• _Request A_
Retype the passage from the court opinion excerpt from "This Court granted" up to and including "Md. Rule 8-204(g)(1).".

• _Document excerpt_
begin
In his brief, Moultrie contends that the post-conviction court erred both for the reasons presented in his application for leave to appeal and for the additional reasons that the post-conviction court rejected – the failure to object to alleged errors at the reverse-waiver hearing and the failure to request a juvenile disposition at sentencing. Moultrie argues that those additional issues are properly before us even though he did not raise them in his application for leave to appeal, and even though the order does not encompass them.

DISCUSSION
I.

We must first decide what is, and what is not, properly before us. For the reasons explained below, we decline to consider the contentions that Moultrie did not include in his application for leave to appeal.

This Court granted the application for leave to appeal pursuant to Md. Rule 8-204(f)(5), which enables us to order further proceedings in accordance with Rule 8-204(g). Under Rule 8-204(g), those "[f]urther proceedings ... shall be conducted ... as if the order granting leave to appeal were a notice of appeal filed pursuant to Rule 8-202." Md. Rule 8-204(g)(1).
end
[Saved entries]
begin
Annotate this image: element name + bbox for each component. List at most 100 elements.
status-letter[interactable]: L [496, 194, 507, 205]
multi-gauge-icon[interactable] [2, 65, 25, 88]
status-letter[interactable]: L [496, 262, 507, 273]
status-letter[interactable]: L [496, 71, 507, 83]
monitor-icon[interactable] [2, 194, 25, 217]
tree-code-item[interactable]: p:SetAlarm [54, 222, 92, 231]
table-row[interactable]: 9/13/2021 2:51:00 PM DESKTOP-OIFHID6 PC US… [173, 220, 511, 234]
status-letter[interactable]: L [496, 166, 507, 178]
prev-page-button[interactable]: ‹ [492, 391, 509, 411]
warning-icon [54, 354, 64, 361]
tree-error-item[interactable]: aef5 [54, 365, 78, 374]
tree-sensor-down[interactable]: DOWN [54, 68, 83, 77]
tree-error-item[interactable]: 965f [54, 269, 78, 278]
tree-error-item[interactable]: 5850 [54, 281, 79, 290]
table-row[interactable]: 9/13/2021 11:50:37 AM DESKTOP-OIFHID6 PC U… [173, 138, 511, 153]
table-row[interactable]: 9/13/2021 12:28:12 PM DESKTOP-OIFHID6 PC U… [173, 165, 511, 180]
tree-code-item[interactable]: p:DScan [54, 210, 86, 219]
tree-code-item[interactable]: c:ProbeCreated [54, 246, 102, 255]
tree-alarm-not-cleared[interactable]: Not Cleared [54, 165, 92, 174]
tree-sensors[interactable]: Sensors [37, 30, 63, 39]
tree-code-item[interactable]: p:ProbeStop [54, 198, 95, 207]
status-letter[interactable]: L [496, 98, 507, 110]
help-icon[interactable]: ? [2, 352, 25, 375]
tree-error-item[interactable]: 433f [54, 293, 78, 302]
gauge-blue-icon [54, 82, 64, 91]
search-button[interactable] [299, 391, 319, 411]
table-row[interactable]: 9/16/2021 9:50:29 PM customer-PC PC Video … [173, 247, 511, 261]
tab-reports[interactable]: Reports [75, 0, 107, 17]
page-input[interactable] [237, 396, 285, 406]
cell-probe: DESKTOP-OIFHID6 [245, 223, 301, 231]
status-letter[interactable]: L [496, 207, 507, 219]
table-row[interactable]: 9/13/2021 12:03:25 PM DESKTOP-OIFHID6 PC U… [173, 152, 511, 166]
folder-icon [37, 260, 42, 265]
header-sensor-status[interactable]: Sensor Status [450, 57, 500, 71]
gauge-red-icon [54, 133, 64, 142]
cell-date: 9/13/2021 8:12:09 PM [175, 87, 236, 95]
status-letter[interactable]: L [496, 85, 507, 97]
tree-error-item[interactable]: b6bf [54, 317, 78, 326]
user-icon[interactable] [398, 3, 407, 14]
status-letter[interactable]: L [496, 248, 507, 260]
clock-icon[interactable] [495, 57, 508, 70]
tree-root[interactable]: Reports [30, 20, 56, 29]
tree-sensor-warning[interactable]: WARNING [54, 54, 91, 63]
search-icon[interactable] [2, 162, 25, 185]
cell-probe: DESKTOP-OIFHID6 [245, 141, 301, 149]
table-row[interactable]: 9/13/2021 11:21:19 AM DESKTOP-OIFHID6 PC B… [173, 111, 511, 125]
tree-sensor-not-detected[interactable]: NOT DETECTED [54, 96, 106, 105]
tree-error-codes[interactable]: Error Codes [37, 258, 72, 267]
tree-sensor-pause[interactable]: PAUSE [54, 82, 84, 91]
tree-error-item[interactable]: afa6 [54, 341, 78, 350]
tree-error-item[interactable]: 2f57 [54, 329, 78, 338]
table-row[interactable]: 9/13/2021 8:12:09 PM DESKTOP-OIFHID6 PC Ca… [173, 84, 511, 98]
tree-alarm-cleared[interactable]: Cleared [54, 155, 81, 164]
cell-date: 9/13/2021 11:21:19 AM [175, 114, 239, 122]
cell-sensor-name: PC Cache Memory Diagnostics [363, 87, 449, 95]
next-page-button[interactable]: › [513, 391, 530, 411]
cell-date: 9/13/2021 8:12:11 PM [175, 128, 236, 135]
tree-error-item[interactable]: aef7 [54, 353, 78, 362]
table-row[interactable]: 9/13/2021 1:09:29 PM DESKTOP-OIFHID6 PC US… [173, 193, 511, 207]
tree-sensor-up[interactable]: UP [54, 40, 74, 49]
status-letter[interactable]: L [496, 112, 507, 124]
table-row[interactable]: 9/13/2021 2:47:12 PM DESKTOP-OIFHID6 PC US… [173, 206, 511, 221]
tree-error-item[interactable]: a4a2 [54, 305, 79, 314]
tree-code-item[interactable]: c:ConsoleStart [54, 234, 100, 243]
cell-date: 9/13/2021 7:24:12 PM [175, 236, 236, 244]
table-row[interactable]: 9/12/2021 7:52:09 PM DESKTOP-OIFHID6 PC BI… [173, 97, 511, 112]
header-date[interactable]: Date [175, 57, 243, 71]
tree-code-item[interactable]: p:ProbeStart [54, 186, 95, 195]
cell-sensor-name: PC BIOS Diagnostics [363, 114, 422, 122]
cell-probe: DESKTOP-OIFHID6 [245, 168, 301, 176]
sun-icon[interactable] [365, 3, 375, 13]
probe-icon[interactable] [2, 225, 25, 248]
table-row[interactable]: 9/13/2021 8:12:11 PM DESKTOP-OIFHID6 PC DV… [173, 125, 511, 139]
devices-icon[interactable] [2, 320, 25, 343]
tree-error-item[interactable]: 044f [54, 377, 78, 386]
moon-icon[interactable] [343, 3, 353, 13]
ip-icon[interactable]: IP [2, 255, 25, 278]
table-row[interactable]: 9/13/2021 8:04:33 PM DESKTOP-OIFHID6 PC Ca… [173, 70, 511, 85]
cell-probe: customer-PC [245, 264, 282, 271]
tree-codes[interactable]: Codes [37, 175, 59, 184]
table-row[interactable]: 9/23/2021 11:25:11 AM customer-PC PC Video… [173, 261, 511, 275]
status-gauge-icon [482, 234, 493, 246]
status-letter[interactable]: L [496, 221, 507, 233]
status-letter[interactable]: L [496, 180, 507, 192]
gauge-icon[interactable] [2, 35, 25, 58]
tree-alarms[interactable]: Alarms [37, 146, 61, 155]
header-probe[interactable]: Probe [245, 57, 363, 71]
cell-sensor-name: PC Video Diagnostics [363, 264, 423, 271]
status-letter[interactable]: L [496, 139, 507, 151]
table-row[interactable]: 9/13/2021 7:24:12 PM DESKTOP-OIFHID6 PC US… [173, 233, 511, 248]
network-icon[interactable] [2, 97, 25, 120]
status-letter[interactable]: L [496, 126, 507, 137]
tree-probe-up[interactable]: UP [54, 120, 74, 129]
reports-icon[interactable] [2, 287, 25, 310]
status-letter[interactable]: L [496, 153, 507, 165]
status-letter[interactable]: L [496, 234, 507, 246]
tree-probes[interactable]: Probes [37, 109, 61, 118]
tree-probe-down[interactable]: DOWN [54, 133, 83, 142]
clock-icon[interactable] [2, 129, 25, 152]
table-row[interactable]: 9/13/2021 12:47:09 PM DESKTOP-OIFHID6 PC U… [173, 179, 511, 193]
end
• _Request B_
Rewrite the saved entries from the first line up to and including the line with "tree-error-item[interactable]: 5850 [54, 281, 79, 290]", replacing "status-letter" with "status-badge" and leaving everything else unchanged.

• _Task output A_
This Court granted the application for leave to appeal pursuant to Md. Rule 8-204(f)(5), which enables us to order further proceedings in accordance with Rule 8-204(g). Under Rule 8-204(g), those "[f]urther proceedings ... shall be conducted ... as if the order granting leave to appeal were a notice of appeal filed pursuant to Rule 8-202." Md. Rule 8-204(g)(1).

• _Task output B_
Annotate this image: element name + bbox for each component. List at most 100 elements.
status-badge[interactable]: L [496, 194, 507, 205]
multi-gauge-icon[interactable] [2, 65, 25, 88]
status-badge[interactable]: L [496, 262, 507, 273]
status-badge[interactable]: L [496, 71, 507, 83]
monitor-icon[interactable] [2, 194, 25, 217]
tree-code-item[interactable]: p:SetAlarm [54, 222, 92, 231]
table-row[interactable]: 9/13/2021 2:51:00 PM DESKTOP-OIFHID6 PC US… [173, 220, 511, 234]
status-badge[interactable]: L [496, 166, 507, 178]
prev-page-button[interactable]: ‹ [492, 391, 509, 411]
warning-icon [54, 354, 64, 361]
tree-error-item[interactable]: aef5 [54, 365, 78, 374]
tree-sensor-down[interactable]: DOWN [54, 68, 83, 77]
tree-error-item[interactable]: 965f [54, 269, 78, 278]
tree-error-item[interactable]: 5850 [54, 281, 79, 290]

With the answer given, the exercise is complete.